## SHORT PROBLEM
Print the full listing exactly.

------------------------------------------------------------

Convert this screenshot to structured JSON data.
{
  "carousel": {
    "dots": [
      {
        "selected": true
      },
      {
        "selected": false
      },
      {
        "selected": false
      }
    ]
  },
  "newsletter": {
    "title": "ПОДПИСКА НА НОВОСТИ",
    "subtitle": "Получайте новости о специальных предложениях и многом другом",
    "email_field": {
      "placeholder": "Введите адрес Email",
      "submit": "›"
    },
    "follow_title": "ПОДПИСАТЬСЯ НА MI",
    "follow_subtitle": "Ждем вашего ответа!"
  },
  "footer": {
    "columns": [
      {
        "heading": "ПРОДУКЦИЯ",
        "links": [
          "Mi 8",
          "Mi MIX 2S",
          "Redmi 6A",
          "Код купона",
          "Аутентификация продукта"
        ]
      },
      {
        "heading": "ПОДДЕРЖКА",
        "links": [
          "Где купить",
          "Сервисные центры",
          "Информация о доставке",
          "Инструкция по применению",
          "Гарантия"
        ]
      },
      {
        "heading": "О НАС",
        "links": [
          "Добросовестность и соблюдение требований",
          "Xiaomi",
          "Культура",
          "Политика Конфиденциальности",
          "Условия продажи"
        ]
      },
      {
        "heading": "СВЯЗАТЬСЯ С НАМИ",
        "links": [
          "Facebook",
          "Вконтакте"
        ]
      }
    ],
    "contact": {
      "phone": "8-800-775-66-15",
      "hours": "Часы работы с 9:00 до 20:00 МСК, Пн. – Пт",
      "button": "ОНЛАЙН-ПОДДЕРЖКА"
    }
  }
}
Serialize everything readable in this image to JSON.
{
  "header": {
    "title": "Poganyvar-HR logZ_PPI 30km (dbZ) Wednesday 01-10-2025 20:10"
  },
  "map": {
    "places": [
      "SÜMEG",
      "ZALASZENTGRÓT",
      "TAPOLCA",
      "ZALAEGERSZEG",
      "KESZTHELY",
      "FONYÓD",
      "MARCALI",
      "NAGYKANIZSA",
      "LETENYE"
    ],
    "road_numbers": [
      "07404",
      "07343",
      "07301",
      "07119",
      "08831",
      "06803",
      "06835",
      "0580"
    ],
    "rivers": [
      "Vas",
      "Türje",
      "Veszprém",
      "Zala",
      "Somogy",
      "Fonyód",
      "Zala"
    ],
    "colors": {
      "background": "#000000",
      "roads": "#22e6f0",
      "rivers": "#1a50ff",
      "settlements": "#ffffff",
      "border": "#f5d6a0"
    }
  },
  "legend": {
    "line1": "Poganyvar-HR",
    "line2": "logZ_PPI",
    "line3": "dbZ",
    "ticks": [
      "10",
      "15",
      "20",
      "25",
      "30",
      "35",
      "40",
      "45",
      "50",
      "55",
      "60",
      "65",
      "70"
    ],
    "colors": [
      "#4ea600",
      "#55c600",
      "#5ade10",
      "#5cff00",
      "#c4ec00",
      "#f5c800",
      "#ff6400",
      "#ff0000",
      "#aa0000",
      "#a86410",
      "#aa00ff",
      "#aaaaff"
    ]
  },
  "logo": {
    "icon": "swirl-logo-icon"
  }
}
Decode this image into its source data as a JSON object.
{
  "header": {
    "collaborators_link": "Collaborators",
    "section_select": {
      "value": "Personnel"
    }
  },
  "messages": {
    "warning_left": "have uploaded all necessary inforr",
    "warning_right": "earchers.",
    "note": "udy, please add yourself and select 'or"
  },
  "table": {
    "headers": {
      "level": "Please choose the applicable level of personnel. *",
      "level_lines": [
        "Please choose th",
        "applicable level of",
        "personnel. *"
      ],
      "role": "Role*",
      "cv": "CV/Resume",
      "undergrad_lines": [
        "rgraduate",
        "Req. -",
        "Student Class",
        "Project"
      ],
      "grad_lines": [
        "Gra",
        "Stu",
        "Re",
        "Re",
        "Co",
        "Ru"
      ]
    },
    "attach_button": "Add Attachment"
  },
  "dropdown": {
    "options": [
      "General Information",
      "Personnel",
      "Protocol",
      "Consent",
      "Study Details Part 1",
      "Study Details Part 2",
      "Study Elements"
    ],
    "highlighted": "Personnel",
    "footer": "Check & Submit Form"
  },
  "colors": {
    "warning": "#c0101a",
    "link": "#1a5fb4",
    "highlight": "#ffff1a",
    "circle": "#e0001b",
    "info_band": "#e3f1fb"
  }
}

------------------------------------------------------------

## EXPECTED OUTPUT
Convert this screenshot to structured JSON data.
{
  "carousel": {
    "dots": [
      {
        "selected": true
      },
      {
        "selected": false
      },
      {
        "selected": false
      }
    ]
  },
  "newsletter": {
    "title": "ПОДПИСКА НА НОВОСТИ",
    "subtitle": "Получайте новости о специальных предложениях и многом другом",
    "email_field": {
      "placeholder": "Введите адрес Email",
      "submit": "›"
    },
    "follow_title": "ПОДПИСАТЬСЯ НА MI",
    "follow_subtitle": "Ждем вашего ответа!"
  },
  "footer": {
    "columns": [
      {
        "heading": "ПРОДУКЦИЯ",
        "links": [
          "Mi 8",
          "Mi MIX 2S",
          "Redmi 6A",
          "Код купона",
          "Аутентификация продукта"
        ]
      },
      {
        "heading": "ПОДДЕРЖКА",
        "links": [
          "Где купить",
          "Сервисные центры",
          "Информация о доставке",
          "Инструкция по применению",
          "Гарантия"
        ]
      },
      {
        "heading": "О НАС",
        "links": [
          "Добросовестность и соблюдение требований",
          "Xiaomi",
          "Культура",
          "Политика Конфиденциальности",
          "Условия продажи"
        ]
      },
      {
        "heading": "СВЯЗАТЬСЯ С НАМИ",
        "links": [
          "Facebook",
          "Вконтакте"
        ]
      }
    ],
    "contact": {
      "phone": "8-800-775-66-15",
      "hours": "Часы работы с 9:00 до 20:00 МСК, Пн. – Пт",
      "button": "ОНЛАЙН-ПОДДЕРЖКА"
    }
  }
}
Serialize everything readable in this image to JSON.
{
  "header": {
    "title": "Poganyvar-HR logZ_PPI 30km (dbZ) Wednesday 01-10-2025 20:10"
  },
  "map": {
    "places": [
      "SÜMEG",
      "ZALASZENTGRÓT",
      "TAPOLCA",
      "ZALAEGERSZEG",
      "KESZTHELY",
      "FONYÓD",
      "MARCALI",
      "NAGYKANIZSA",
      "LETENYE"
    ],
    "road_numbers": [
      "07404",
      "07343",
      "07301",
      "07119",
      "08831",
      "06803",
      "06835",
      "0580"
    ],
    "rivers": [
      "Vas",
      "Türje",
      "Veszprém",
      "Zala",
      "Somogy",
      "Fonyód",
      "Zala"
    ],
    "colors": {
      "background": "#000000",
      "roads": "#22e6f0",
      "rivers": "#1a50ff",
      "settlements": "#ffffff",
      "border": "#f5d6a0"
    }
  },
  "legend": {
    "line1": "Poganyvar-HR",
    "line2": "logZ_PPI",
    "line3": "dbZ",
    "ticks": [
      "10",
      "15",
      "20",
      "25",
      "30",
      "35",
      "40",
      "45",
      "50",
      "55",
      "60",
      "65",
      "70"
    ],
    "colors": [
      "#4ea600",
      "#55c600",
      "#5ade10",
      "#5cff00",
      "#c4ec00",
      "#f5c800",
      "#ff6400",
      "#ff0000",
      "#aa0000",
      "#a86410",
      "#aa00ff",
      "#aaaaff"
    ]
  },
  "logo": {
    "icon": "swirl-logo-icon"
  }
}
Decode this image into its source data as a JSON object.
{
  "header": {
    "collaborators_link": "Collaborators",
    "section_select": {
      "value": "Personnel"
    }
  },
  "messages": {
    "warning_left": "have uploaded all necessary inforr",
    "warning_right": "earchers.",
    "note": "udy, please add yourself and select 'or"
  },
  "table": {
    "headers": {
      "level": "Please choose the applicable level of personnel. *",
      "level_lines": [
        "Please choose th",
        "applicable level of",
        "personnel. *"
      ],
      "role": "Role*",
      "cv": "CV/Resume",
      "undergrad_lines": [
        "rgraduate",
        "Req. -",
        "Student Class",
        "Project"
      ],
      "grad_lines": [
        "Gra",
        "Stu",
        "Re",
        "Re",
        "Co",
        "Ru"
      ]
    },
    "attach_button": "Add Attachment"
  },
  "dropdown": {
    "options": [
      "General Information",
      "Personnel",
      "Protocol",
      "Consent",
      "Study Details Part 1",
      "Study Details Part 2",
      "Study Elements"
    ],
    "highlighted": "Personnel",
    "footer": "Check & Submit Form"
  },
  "colors": {
    "warning": "#c0101a",
    "link": "#1a5fb4",
    "highlight": "#ffff1a",
    "circle": "#e0001b",
    "info_band": "#e3f1fb"
  }
}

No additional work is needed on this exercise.